■ DIRECTIVE: How many of the lines below contain "ドライブ"? Answer with that number alone.

===== DATA EXTRACT

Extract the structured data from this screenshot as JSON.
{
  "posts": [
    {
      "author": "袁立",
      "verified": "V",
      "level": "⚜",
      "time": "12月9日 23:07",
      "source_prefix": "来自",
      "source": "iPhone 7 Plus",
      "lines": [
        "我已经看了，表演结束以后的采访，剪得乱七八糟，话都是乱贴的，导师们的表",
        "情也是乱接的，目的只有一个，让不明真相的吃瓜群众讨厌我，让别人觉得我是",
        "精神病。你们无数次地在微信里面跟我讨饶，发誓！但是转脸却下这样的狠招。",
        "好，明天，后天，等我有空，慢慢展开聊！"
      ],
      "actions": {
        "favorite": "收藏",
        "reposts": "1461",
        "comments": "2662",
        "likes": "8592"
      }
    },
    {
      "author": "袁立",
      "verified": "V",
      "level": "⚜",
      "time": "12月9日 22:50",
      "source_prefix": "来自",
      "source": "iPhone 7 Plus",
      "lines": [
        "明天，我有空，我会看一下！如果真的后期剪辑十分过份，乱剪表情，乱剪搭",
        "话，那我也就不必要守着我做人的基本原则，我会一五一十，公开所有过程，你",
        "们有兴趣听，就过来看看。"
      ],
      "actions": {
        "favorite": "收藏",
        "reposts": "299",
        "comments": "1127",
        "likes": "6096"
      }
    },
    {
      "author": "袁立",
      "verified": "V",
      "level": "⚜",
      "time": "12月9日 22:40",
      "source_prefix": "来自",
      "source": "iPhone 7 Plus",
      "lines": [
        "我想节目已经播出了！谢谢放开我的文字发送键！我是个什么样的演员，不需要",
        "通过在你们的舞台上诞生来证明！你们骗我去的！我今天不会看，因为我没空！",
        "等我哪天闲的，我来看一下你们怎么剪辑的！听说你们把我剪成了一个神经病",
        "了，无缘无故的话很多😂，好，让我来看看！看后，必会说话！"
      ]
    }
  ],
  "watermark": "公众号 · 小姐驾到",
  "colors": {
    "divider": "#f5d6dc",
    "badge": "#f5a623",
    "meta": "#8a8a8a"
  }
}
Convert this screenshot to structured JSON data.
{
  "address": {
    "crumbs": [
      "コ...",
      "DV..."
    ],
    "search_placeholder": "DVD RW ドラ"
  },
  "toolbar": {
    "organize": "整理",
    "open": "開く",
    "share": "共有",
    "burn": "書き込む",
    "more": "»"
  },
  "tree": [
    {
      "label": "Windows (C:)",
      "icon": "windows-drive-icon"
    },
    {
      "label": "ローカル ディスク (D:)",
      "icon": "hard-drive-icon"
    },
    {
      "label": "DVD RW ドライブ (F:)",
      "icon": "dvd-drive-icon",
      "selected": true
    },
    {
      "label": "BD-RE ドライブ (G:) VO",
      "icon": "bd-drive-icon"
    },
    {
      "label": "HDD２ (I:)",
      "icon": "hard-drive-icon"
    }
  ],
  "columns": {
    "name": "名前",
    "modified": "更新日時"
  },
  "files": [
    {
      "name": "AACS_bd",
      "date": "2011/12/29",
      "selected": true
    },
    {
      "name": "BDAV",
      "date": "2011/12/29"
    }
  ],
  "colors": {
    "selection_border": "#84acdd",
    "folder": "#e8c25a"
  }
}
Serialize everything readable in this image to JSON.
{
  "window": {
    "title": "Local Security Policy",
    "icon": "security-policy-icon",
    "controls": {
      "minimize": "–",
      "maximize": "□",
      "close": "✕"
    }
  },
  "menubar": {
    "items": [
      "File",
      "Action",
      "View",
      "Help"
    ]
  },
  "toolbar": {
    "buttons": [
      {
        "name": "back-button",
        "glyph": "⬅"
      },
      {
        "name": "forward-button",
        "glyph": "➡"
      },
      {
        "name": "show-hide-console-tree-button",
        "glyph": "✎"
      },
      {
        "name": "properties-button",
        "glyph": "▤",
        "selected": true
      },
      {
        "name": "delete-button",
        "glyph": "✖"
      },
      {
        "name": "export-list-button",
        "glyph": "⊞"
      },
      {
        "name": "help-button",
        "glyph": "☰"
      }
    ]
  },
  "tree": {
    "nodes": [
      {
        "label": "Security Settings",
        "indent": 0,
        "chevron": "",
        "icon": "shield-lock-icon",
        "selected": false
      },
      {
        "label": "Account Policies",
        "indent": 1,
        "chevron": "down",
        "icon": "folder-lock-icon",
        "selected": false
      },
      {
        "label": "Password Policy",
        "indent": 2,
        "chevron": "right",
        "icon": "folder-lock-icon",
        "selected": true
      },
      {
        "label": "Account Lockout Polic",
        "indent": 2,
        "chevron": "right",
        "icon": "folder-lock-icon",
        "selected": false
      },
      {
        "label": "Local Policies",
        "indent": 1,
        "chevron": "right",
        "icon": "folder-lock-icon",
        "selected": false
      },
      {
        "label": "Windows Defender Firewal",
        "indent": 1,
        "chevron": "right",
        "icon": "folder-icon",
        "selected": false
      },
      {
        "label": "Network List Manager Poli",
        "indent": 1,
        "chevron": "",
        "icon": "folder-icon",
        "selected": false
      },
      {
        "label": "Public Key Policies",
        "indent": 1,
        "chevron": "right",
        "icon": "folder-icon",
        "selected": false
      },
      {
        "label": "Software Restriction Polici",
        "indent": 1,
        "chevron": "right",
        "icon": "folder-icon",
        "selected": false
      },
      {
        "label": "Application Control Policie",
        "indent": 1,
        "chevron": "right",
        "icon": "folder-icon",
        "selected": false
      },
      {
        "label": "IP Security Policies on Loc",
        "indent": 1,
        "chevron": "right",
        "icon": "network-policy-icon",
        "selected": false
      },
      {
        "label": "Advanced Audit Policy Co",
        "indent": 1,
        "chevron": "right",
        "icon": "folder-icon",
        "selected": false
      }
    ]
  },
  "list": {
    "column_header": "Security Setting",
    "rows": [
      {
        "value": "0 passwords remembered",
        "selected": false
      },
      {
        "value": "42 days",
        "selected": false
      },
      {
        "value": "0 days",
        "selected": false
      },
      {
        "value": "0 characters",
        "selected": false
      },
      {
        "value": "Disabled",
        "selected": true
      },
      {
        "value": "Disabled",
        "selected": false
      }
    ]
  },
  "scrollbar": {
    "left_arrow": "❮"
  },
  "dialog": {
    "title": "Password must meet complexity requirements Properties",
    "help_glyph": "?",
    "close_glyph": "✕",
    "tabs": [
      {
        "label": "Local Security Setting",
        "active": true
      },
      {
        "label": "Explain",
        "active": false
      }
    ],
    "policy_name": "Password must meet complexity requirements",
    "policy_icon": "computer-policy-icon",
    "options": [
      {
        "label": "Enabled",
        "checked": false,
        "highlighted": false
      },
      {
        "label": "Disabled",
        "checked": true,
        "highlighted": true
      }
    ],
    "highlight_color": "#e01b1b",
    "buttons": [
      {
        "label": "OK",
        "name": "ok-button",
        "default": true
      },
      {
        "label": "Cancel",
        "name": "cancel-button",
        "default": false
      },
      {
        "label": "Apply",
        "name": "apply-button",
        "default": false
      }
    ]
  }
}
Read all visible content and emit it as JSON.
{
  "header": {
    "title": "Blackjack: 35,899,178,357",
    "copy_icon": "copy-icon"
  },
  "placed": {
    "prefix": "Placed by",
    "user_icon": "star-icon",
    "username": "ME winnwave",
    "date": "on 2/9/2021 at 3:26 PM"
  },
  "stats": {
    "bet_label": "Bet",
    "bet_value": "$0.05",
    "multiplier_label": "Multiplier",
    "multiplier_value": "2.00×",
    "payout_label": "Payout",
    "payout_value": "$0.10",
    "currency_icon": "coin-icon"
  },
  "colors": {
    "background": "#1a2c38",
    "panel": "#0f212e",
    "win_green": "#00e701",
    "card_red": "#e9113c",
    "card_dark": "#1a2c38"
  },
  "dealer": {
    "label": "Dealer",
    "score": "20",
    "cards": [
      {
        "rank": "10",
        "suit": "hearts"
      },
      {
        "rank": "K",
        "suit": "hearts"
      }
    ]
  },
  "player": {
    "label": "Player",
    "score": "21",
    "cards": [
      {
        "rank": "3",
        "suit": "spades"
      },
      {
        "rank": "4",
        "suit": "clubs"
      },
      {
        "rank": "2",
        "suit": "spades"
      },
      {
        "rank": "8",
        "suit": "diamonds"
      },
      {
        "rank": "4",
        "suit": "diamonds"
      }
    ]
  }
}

==========

■ ANSWER TO THIS EXERCISE: 2